*Raw data*
# # # # #
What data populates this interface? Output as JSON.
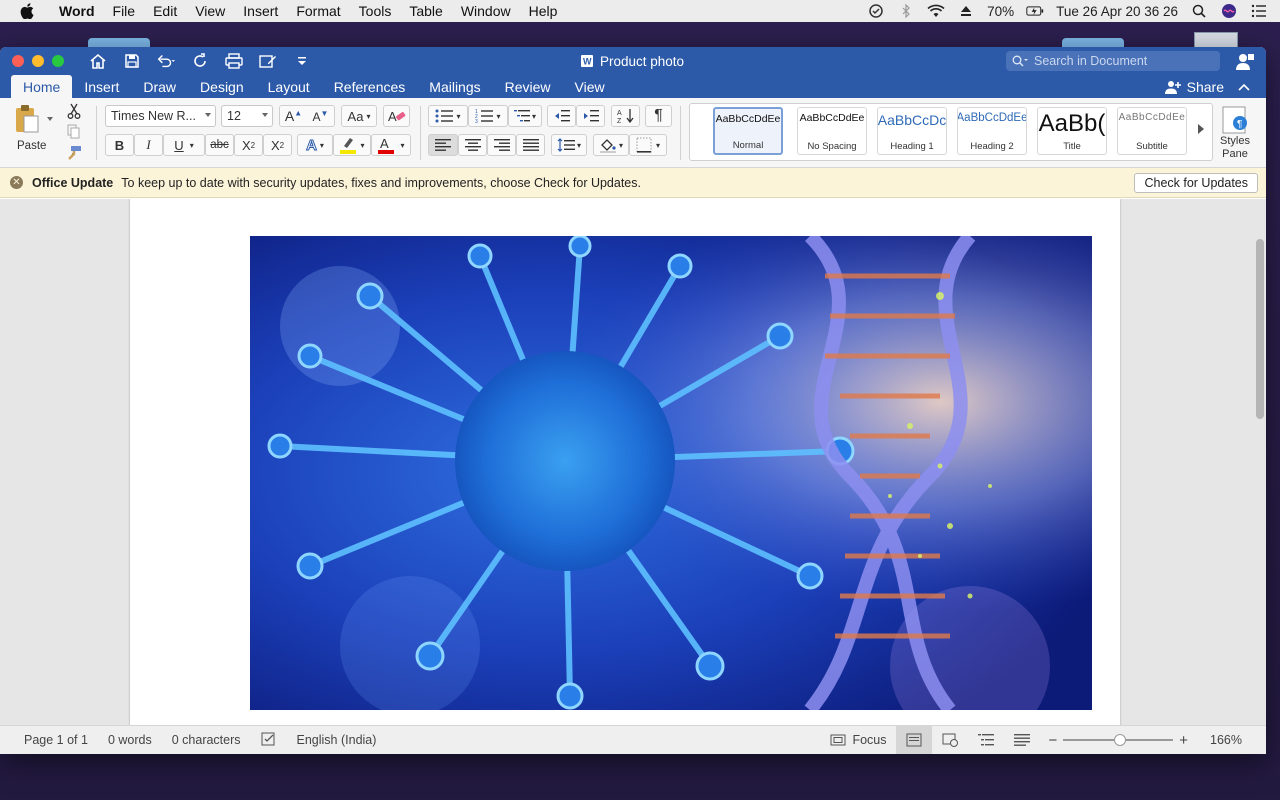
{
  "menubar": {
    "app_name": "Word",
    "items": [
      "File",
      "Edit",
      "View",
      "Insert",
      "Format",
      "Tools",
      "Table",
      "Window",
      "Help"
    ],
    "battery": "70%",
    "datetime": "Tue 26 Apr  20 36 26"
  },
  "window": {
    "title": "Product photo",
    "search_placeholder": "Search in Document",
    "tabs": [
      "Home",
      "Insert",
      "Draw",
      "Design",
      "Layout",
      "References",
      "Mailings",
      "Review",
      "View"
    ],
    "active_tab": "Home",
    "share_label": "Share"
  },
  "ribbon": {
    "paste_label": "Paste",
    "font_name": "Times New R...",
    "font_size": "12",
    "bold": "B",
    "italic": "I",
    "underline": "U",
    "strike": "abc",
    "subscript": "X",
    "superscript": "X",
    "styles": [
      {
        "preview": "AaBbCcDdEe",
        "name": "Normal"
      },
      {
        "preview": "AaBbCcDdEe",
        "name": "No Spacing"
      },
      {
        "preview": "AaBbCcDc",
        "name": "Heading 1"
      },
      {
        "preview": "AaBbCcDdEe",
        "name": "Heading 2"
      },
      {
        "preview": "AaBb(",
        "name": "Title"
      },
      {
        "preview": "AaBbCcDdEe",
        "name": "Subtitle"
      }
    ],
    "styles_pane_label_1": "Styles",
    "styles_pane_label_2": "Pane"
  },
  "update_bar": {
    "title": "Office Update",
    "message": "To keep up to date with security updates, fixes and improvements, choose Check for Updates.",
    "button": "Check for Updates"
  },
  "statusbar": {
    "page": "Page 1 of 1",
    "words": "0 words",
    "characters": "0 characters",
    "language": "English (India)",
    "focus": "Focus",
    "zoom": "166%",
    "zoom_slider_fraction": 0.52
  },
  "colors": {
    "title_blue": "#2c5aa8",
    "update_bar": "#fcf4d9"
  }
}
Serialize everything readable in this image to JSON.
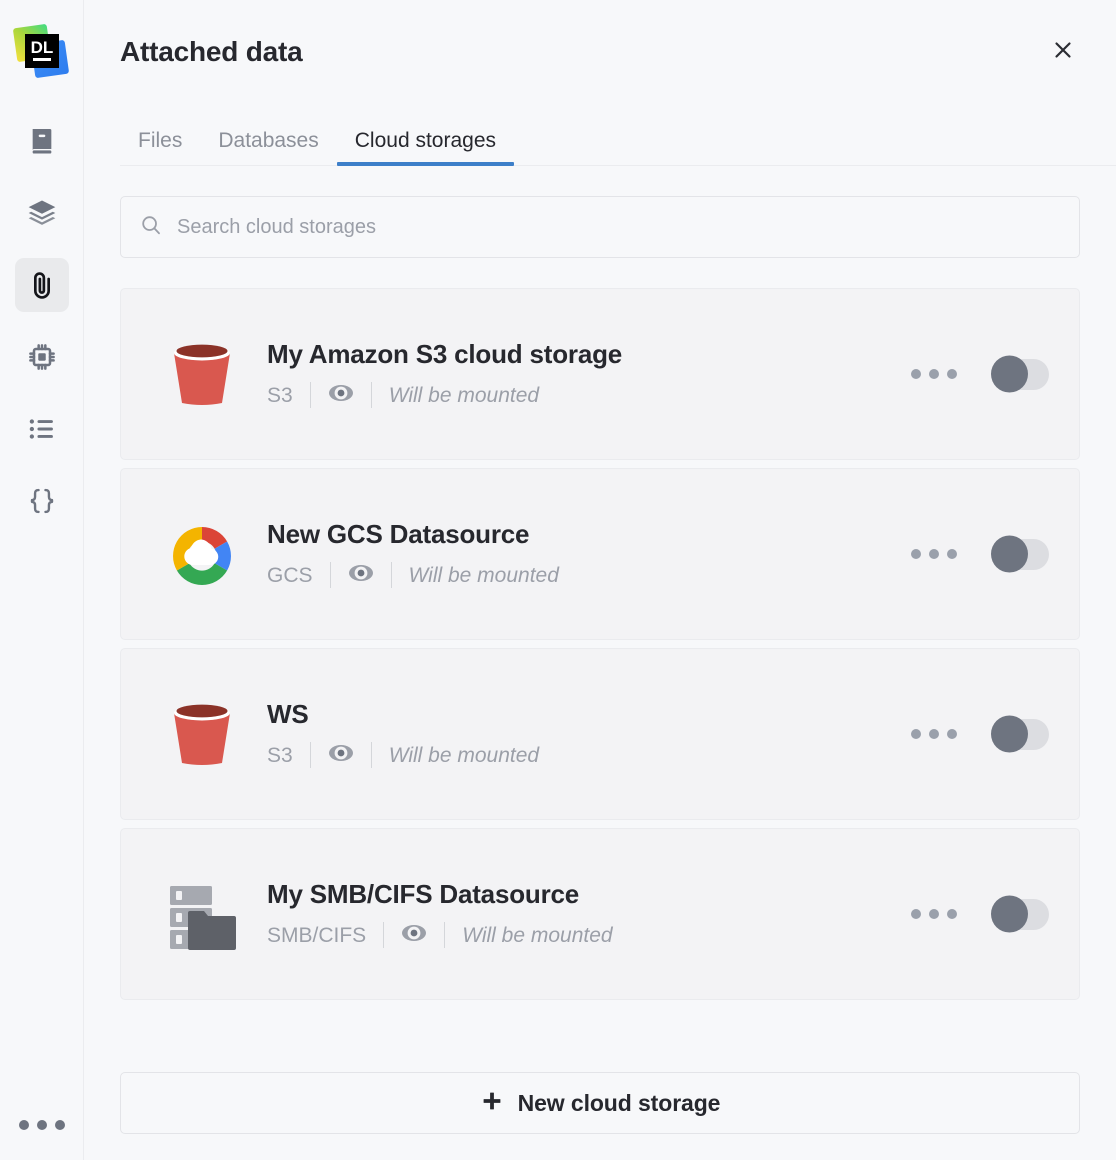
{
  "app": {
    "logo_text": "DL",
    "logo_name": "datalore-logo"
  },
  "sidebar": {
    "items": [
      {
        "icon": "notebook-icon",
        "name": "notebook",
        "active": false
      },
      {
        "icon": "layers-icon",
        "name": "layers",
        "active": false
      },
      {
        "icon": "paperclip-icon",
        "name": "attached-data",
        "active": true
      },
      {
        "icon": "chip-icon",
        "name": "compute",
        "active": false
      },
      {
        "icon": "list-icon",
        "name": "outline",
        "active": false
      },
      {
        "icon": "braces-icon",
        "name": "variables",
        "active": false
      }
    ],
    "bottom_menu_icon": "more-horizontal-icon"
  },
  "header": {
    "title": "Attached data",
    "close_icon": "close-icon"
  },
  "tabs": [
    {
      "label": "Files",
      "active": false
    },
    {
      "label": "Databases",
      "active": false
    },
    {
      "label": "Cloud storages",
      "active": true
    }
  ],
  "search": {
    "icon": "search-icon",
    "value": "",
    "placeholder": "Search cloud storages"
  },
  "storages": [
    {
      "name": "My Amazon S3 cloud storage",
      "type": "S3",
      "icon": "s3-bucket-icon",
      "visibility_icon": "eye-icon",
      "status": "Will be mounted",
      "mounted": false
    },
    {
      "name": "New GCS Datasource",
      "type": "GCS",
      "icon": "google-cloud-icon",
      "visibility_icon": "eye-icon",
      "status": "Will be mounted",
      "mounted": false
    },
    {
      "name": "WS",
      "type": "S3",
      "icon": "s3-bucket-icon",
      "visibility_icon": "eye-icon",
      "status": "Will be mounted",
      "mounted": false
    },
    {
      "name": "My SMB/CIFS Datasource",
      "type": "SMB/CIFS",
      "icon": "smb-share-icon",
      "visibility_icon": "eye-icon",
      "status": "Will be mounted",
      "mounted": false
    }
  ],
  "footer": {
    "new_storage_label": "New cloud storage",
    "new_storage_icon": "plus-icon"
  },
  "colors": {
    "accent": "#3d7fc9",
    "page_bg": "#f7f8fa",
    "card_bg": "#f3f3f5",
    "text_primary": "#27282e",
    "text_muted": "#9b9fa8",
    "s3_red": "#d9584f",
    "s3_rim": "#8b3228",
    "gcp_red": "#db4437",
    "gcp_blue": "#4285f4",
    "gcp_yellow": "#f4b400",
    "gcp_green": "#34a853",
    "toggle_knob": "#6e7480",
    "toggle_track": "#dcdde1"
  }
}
# # # # #
*Task goal*
Your task is to return the entries above exactly, with no pictures.

*Exercise answer*
What data populates this interface? Output as JSON.
{
  "menubar": {
    "app_name": "Word",
    "items": [
      "File",
      "Edit",
      "View",
      "Insert",
      "Format",
      "Tools",
      "Table",
      "Window",
      "Help"
    ],
    "battery": "70%",
    "datetime": "Tue 26 Apr  20 36 26"
  },
  "window": {
    "title": "Product photo",
    "search_placeholder": "Search in Document",
    "tabs": [
      "Home",
      "Insert",
      "Draw",
      "Design",
      "Layout",
      "References",
      "Mailings",
      "Review",
      "View"
    ],
    "active_tab": "Home",
    "share_label": "Share"
  },
  "ribbon": {
    "paste_label": "Paste",
    "font_name": "Times New R...",
    "font_size": "12",
    "bold": "B",
    "italic": "I",
    "underline": "U",
    "strike": "abc",
    "subscript": "X",
    "superscript": "X",
    "styles": [
      {
        "preview": "AaBbCcDdEe",
        "name": "Normal"
      },
      {
        "preview": "AaBbCcDdEe",
        "name": "No Spacing"
      },
      {
        "preview": "AaBbCcDc",
        "name": "Heading 1"
      },
      {
        "preview": "AaBbCcDdEe",
        "name": "Heading 2"
      },
      {
        "preview": "AaBb(",
        "name": "Title"
      },
      {
        "preview": "AaBbCcDdEe",
        "name": "Subtitle"
      }
    ],
    "styles_pane_label_1": "Styles",
    "styles_pane_label_2": "Pane"
  },
  "update_bar": {
    "title": "Office Update",
    "message": "To keep up to date with security updates, fixes and improvements, choose Check for Updates.",
    "button": "Check for Updates"
  },
  "statusbar": {
    "page": "Page 1 of 1",
    "words": "0 words",
    "characters": "0 characters",
    "language": "English (India)",
    "focus": "Focus",
    "zoom": "166%",
    "zoom_slider_fraction": 0.52
  },
  "colors": {
    "title_blue": "#2c5aa8",
    "update_bar": "#fcf4d9"
  }
}
Serialize everything readable in this image to JSON.
{
  "app": {
    "logo_text": "DL",
    "logo_name": "datalore-logo"
  },
  "sidebar": {
    "items": [
      {
        "icon": "notebook-icon",
        "name": "notebook",
        "active": false
      },
      {
        "icon": "layers-icon",
        "name": "layers",
        "active": false
      },
      {
        "icon": "paperclip-icon",
        "name": "attached-data",
        "active": true
      },
      {
        "icon": "chip-icon",
        "name": "compute",
        "active": false
      },
      {
        "icon": "list-icon",
        "name": "outline",
        "active": false
      },
      {
        "icon": "braces-icon",
        "name": "variables",
        "active": false
      }
    ],
    "bottom_menu_icon": "more-horizontal-icon"
  },
  "header": {
    "title": "Attached data",
    "close_icon": "close-icon"
  },
  "tabs": [
    {
      "label": "Files",
      "active": false
    },
    {
      "label": "Databases",
      "active": false
    },
    {
      "label": "Cloud storages",
      "active": true
    }
  ],
  "search": {
    "icon": "search-icon",
    "value": "",
    "placeholder": "Search cloud storages"
  },
  "storages": [
    {
      "name": "My Amazon S3 cloud storage",
      "type": "S3",
      "icon": "s3-bucket-icon",
      "visibility_icon": "eye-icon",
      "status": "Will be mounted",
      "mounted": false
    },
    {
      "name": "New GCS Datasource",
      "type": "GCS",
      "icon": "google-cloud-icon",
      "visibility_icon": "eye-icon",
      "status": "Will be mounted",
      "mounted": false
    },
    {
      "name": "WS",
      "type": "S3",
      "icon": "s3-bucket-icon",
      "visibility_icon": "eye-icon",
      "status": "Will be mounted",
      "mounted": false
    },
    {
      "name": "My SMB/CIFS Datasource",
      "type": "SMB/CIFS",
      "icon": "smb-share-icon",
      "visibility_icon": "eye-icon",
      "status": "Will be mounted",
      "mounted": false
    }
  ],
  "footer": {
    "new_storage_label": "New cloud storage",
    "new_storage_icon": "plus-icon"
  },
  "colors": {
    "accent": "#3d7fc9",
    "page_bg": "#f7f8fa",
    "card_bg": "#f3f3f5",
    "text_primary": "#27282e",
    "text_muted": "#9b9fa8",
    "s3_red": "#d9584f",
    "s3_rim": "#8b3228",
    "gcp_red": "#db4437",
    "gcp_blue": "#4285f4",
    "gcp_yellow": "#f4b400",
    "gcp_green": "#34a853",
    "toggle_knob": "#6e7480",
    "toggle_track": "#dcdde1"
  }
}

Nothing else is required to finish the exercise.